[Data items]
■ ■ ■ ■

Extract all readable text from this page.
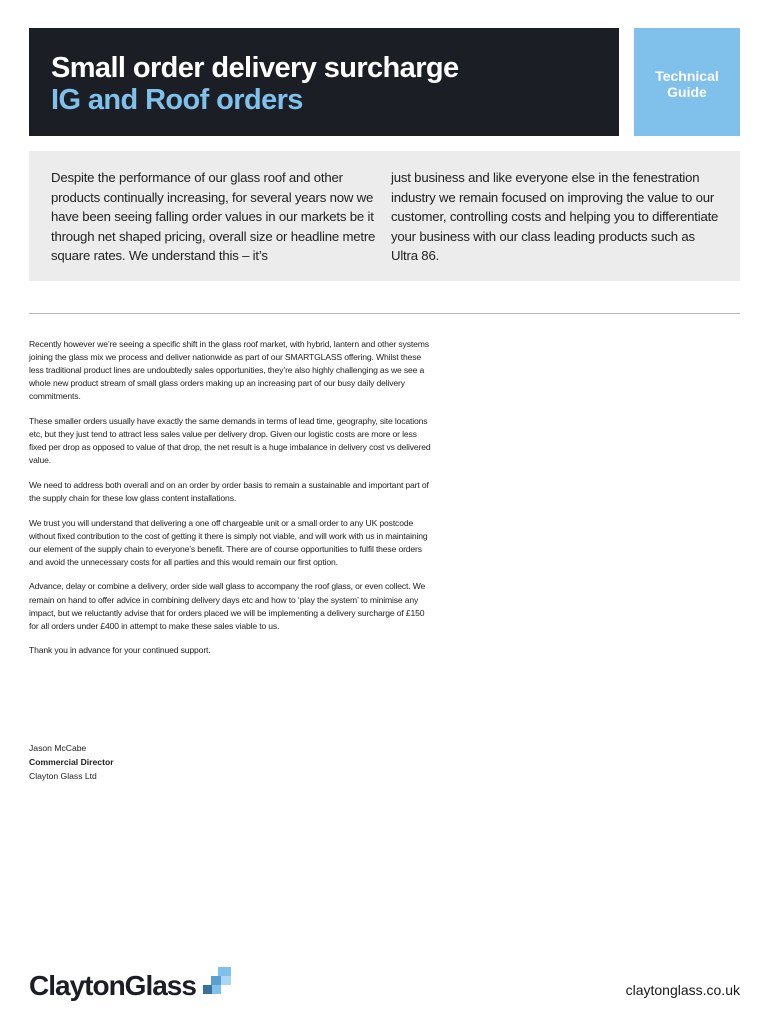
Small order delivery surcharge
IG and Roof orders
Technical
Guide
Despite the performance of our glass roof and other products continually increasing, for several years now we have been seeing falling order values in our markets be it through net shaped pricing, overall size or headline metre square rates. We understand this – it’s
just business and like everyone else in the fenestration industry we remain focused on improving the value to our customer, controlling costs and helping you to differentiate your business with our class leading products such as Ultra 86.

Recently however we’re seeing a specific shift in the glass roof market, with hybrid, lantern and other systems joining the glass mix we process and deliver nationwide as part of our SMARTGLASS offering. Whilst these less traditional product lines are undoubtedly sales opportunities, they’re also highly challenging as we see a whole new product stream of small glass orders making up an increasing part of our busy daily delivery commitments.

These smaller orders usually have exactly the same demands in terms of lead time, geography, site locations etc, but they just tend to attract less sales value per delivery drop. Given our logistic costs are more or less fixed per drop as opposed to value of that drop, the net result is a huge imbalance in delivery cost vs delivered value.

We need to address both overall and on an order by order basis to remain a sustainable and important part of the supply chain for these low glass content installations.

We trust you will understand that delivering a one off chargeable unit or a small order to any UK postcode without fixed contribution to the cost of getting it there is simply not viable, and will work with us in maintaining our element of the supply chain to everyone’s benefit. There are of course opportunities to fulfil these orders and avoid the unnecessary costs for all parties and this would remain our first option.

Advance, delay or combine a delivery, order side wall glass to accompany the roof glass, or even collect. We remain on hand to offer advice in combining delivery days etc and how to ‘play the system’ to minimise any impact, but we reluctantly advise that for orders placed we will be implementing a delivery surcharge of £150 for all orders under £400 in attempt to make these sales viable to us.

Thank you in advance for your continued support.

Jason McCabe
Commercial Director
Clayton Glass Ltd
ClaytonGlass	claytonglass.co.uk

■ ■ ■ ■

**THE PROBLEM**
Reproduce the records above exactly, leaving out every picture they contain.

**REPLY TO THE EXERCISE**
Extract all readable text from this page.
Small order delivery surcharge
IG and Roof orders
Technical
Guide
Despite the performance of our glass roof and other products continually increasing, for several years now we have been seeing falling order values in our markets be it through net shaped pricing, overall size or headline metre square rates. We understand this – it’s
just business and like everyone else in the fenestration industry we remain focused on improving the value to our customer, controlling costs and helping you to differentiate your business with our class leading products such as Ultra 86.

Recently however we’re seeing a specific shift in the glass roof market, with hybrid, lantern and other systems joining the glass mix we process and deliver nationwide as part of our SMARTGLASS offering. Whilst these less traditional product lines are undoubtedly sales opportunities, they’re also highly challenging as we see a whole new product stream of small glass orders making up an increasing part of our busy daily delivery commitments.

These smaller orders usually have exactly the same demands in terms of lead time, geography, site locations etc, but they just tend to attract less sales value per delivery drop. Given our logistic costs are more or less fixed per drop as opposed to value of that drop, the net result is a huge imbalance in delivery cost vs delivered value.

We need to address both overall and on an order by order basis to remain a sustainable and important part of the supply chain for these low glass content installations.

We trust you will understand that delivering a one off chargeable unit or a small order to any UK postcode without fixed contribution to the cost of getting it there is simply not viable, and will work with us in maintaining our element of the supply chain to everyone’s benefit. There are of course opportunities to fulfil these orders and avoid the unnecessary costs for all parties and this would remain our first option.

Advance, delay or combine a delivery, order side wall glass to accompany the roof glass, or even collect. We remain on hand to offer advice in combining delivery days etc and how to ‘play the system’ to minimise any impact, but we reluctantly advise that for orders placed we will be implementing a delivery surcharge of £150 for all orders under £400 in attempt to make these sales viable to us.

Thank you in advance for your continued support.

Jason McCabe
Commercial Director
Clayton Glass Ltd
ClaytonGlass	claytonglass.co.uk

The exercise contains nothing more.